*** THE INPUT ***

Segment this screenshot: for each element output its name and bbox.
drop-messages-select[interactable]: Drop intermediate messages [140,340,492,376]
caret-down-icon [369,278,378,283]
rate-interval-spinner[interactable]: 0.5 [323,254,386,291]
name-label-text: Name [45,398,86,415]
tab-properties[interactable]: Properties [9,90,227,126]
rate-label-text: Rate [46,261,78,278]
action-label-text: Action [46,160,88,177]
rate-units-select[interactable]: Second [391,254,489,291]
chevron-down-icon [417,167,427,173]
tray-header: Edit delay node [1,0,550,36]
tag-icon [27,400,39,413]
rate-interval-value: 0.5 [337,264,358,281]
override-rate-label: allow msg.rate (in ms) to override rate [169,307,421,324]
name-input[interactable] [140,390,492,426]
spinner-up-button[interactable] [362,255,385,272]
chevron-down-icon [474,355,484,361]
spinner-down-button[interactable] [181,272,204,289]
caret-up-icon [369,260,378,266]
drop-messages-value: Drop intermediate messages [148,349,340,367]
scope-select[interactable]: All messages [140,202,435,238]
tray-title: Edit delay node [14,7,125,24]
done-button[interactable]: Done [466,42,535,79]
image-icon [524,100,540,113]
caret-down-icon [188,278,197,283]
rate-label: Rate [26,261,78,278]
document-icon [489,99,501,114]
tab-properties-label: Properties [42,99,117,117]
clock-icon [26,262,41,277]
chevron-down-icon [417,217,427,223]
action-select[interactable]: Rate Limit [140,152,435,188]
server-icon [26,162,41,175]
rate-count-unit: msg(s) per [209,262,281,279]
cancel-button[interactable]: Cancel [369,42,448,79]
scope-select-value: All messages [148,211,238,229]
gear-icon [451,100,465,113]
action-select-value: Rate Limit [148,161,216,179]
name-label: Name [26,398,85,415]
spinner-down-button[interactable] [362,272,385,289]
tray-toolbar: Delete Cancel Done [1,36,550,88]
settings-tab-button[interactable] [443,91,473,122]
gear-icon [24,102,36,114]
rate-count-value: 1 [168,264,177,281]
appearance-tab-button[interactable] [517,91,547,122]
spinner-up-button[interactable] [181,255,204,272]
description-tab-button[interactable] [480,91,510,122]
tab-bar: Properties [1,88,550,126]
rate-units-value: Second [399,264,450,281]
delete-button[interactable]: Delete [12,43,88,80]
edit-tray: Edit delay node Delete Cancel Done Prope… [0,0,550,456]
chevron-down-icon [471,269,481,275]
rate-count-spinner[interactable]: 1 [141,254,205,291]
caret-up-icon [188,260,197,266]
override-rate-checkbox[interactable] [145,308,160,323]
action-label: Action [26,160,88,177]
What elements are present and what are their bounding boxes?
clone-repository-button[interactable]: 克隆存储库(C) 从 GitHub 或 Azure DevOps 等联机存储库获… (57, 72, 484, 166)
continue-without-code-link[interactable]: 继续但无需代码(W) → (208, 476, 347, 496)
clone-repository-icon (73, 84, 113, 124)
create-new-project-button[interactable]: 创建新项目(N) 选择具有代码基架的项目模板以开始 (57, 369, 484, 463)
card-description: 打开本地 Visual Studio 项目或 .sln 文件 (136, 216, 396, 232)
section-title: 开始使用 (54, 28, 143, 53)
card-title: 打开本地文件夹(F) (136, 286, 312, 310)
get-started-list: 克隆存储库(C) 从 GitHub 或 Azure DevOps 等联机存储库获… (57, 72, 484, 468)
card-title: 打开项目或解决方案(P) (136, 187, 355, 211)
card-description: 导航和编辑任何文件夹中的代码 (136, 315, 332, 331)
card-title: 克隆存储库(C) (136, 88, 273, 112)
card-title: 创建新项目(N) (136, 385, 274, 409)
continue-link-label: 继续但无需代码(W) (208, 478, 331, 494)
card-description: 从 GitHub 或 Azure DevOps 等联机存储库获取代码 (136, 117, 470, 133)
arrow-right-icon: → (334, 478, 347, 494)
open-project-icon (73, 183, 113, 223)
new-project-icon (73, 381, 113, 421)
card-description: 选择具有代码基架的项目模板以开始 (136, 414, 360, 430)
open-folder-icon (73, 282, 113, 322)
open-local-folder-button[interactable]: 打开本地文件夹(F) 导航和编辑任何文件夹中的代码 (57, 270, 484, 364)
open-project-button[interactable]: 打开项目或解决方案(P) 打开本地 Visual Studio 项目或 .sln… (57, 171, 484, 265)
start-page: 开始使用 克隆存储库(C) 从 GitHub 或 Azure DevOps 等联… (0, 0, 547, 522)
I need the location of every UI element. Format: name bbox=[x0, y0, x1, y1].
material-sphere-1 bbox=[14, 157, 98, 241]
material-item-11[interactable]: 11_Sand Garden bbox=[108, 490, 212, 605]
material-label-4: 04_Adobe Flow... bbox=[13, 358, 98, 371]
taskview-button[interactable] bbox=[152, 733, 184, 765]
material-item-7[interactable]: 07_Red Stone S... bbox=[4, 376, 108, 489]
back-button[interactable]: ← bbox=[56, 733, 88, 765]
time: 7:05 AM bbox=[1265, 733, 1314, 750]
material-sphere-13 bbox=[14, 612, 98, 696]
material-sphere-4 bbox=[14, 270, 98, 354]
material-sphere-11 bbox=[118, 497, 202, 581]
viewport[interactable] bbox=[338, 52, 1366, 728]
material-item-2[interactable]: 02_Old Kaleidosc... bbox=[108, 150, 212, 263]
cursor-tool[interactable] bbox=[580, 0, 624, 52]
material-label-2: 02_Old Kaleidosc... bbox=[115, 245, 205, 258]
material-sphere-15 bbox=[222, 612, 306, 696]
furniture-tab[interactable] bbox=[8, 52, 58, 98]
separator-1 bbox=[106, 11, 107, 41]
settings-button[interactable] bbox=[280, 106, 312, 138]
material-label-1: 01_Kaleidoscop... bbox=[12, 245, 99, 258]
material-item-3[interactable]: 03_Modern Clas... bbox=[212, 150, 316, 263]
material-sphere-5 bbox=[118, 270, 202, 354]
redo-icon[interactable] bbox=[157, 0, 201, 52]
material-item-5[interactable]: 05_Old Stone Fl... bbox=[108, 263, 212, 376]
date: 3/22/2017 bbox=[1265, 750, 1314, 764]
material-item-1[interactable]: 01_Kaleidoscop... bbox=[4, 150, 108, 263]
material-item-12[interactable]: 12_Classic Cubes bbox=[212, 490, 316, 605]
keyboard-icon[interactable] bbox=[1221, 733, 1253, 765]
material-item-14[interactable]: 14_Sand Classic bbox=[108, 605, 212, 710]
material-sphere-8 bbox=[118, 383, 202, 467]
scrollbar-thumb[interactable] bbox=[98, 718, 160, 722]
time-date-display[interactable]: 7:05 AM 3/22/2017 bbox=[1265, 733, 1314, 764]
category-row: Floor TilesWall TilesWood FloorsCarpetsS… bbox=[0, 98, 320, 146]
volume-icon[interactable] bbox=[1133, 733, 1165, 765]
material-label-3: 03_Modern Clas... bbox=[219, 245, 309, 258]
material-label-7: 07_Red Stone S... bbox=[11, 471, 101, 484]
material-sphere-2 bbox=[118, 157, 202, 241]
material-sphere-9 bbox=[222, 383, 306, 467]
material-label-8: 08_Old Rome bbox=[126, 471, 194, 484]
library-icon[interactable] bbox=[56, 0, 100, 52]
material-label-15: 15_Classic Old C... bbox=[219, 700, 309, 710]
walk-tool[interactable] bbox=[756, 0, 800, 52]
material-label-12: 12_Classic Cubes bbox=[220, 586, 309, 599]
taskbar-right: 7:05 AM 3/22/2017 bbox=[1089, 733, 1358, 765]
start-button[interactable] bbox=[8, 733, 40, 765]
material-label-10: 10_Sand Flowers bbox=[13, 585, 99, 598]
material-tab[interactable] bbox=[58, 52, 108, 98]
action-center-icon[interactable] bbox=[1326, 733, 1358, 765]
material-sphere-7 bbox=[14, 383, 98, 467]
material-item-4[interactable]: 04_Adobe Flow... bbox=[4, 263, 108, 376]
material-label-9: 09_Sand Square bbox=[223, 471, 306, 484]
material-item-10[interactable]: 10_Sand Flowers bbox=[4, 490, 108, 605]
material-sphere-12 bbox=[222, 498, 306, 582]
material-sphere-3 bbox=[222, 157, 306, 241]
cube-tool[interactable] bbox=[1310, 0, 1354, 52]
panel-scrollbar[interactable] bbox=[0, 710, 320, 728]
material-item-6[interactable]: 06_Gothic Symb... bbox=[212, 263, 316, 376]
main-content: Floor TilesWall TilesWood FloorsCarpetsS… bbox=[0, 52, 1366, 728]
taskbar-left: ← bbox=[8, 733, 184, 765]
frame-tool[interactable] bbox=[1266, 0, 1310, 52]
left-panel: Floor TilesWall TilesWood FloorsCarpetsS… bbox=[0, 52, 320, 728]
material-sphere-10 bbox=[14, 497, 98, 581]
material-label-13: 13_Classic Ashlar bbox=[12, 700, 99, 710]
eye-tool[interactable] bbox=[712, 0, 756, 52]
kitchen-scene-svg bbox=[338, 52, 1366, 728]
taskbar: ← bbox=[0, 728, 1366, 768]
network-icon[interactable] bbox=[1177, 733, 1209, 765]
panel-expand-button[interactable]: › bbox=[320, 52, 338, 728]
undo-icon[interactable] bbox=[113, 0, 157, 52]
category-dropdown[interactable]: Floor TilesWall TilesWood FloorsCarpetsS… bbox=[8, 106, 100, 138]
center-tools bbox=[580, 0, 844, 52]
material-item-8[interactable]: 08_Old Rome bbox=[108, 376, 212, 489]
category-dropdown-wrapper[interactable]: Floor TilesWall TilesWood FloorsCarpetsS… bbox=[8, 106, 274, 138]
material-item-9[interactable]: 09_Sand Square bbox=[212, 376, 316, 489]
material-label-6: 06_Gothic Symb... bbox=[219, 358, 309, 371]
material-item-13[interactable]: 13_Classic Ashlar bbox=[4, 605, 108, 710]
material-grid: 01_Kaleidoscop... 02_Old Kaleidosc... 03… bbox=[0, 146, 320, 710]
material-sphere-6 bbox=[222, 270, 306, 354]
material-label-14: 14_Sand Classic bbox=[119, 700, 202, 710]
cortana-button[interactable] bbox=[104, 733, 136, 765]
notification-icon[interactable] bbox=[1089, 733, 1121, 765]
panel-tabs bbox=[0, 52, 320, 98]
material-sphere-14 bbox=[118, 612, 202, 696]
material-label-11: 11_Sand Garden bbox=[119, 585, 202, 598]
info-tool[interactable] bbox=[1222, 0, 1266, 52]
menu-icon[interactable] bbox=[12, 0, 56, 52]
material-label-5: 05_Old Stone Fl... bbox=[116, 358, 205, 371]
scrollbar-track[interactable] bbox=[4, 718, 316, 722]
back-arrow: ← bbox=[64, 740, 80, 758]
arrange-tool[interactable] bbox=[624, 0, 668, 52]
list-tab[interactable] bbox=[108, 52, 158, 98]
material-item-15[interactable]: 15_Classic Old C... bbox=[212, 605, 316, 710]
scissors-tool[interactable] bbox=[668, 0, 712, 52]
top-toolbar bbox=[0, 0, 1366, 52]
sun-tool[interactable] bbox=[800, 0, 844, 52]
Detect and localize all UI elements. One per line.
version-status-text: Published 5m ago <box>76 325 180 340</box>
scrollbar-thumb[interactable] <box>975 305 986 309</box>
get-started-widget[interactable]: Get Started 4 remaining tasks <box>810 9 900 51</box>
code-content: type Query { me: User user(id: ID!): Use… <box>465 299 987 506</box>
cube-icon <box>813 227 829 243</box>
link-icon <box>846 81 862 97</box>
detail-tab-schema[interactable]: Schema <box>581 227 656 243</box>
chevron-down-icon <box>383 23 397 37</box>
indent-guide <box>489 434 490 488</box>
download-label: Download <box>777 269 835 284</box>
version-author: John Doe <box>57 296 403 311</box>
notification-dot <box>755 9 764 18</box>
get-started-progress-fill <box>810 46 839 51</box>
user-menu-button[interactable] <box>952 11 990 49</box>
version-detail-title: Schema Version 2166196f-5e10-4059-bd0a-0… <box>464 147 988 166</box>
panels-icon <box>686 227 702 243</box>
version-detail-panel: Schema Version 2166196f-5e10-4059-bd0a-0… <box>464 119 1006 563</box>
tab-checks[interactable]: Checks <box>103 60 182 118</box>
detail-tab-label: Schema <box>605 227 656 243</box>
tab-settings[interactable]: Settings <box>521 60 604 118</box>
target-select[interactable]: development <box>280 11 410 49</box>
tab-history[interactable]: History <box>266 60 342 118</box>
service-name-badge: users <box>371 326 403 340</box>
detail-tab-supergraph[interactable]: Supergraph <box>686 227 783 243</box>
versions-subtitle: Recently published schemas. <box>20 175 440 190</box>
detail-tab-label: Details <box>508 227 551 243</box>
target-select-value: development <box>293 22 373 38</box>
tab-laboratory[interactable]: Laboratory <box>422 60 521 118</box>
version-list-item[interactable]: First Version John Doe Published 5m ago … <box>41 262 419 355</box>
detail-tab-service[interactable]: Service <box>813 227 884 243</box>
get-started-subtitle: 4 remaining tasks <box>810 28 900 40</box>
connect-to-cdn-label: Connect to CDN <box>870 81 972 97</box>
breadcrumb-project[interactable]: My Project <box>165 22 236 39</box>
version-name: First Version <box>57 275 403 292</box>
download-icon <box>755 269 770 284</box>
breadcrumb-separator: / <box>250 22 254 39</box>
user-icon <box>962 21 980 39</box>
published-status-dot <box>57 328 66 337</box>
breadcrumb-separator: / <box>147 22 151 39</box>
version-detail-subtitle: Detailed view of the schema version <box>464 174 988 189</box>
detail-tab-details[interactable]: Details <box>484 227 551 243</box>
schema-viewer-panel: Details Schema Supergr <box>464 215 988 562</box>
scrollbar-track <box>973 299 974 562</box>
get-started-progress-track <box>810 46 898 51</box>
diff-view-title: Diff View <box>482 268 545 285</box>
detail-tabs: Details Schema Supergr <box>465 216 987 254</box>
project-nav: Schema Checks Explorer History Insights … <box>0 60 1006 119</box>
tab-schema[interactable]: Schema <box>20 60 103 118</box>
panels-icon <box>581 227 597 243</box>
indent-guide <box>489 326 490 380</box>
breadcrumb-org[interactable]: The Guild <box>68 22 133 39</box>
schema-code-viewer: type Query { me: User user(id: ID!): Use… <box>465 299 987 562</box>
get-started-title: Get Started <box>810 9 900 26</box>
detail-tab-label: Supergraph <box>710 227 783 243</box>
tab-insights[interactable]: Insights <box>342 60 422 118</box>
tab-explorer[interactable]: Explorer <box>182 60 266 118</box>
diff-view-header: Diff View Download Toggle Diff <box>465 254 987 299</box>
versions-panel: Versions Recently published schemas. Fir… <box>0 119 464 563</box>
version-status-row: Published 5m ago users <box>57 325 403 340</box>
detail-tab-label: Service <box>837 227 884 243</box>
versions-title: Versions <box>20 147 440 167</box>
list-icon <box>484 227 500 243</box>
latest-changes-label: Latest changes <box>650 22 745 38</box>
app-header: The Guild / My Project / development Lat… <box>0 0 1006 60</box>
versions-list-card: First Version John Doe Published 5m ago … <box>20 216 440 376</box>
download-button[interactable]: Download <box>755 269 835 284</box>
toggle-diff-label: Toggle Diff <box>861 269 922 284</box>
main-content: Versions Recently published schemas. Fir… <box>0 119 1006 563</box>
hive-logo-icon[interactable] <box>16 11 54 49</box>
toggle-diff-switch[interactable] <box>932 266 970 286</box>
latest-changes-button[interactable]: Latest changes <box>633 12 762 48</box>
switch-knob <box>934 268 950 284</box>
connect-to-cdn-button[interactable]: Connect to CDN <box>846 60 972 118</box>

***

> YOUR INSTRUCTIONS
Collect every line in the rows above that contains the word "elements". Treat uppercase and lowercase as different.

> TASK RESULT
What elements are present and what are their bounding boxes?
Detect and localize all UI elements. One per line.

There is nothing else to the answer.